Search the material and gather each line with "still" in it.

◆ Extracted entries ◆

____________

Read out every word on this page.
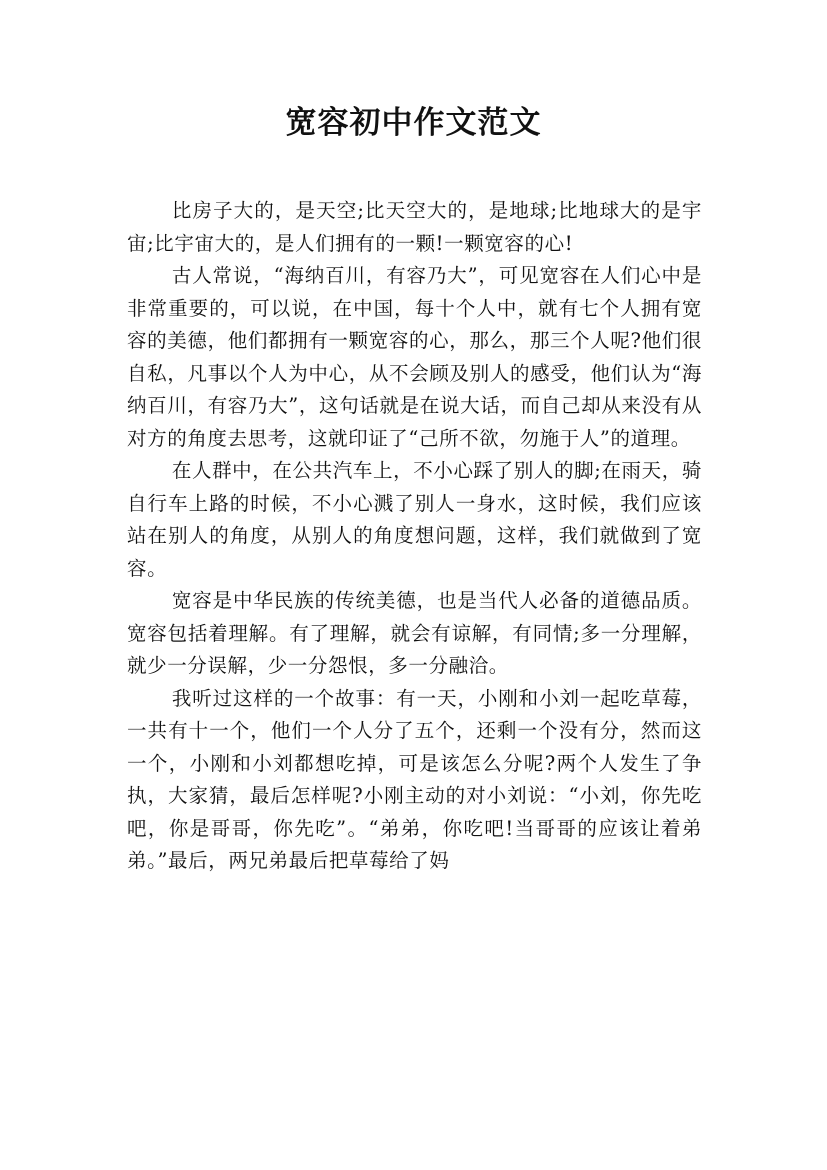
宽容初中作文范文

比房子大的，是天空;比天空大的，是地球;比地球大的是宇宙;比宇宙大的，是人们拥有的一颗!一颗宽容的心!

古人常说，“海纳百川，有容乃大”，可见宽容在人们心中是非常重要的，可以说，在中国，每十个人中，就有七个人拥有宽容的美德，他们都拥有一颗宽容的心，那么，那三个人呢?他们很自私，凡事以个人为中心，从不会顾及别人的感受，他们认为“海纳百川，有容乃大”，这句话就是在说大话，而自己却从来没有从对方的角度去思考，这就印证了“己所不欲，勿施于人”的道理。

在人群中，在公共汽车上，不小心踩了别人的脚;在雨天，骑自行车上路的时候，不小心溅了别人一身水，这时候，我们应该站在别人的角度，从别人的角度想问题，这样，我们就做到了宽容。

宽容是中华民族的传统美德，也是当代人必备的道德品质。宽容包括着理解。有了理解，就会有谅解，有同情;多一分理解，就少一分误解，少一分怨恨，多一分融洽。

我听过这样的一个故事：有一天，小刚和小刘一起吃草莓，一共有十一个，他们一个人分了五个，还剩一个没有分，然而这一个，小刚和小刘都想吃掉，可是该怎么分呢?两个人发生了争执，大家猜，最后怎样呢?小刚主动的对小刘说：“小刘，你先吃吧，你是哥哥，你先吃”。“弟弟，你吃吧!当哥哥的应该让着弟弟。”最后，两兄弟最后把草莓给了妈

____________

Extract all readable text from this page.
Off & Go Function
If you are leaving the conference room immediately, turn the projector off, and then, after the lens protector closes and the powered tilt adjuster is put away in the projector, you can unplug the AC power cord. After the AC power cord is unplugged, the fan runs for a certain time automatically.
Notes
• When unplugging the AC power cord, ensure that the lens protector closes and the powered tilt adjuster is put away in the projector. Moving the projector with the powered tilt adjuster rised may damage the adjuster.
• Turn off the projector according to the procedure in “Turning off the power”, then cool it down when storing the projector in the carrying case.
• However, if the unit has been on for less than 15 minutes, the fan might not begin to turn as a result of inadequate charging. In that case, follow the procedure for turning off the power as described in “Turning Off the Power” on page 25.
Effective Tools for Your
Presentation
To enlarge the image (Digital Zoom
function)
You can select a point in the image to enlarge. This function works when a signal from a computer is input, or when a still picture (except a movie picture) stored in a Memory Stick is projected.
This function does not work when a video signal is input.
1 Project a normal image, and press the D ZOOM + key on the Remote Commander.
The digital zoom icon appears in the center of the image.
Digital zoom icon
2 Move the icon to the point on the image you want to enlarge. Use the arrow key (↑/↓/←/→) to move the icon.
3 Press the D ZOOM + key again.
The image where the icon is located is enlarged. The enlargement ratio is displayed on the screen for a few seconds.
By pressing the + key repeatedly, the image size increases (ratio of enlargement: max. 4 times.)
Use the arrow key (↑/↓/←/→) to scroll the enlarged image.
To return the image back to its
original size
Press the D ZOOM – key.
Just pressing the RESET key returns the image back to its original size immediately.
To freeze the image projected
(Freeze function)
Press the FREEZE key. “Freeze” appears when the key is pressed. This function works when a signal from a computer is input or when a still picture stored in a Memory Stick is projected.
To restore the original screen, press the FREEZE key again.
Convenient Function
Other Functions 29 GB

____________

◆ Response to the exercise ◆
You can select a point in the image to enlarge. This function works when a signal from a computer is input, or when a still picture (except a movie picture) stored in a Memory Stick is projected.
Press the FREEZE key. “Freeze” appears when the key is pressed. This function works when a signal from a computer is input or when a still picture stored in a Memory Stick is projected.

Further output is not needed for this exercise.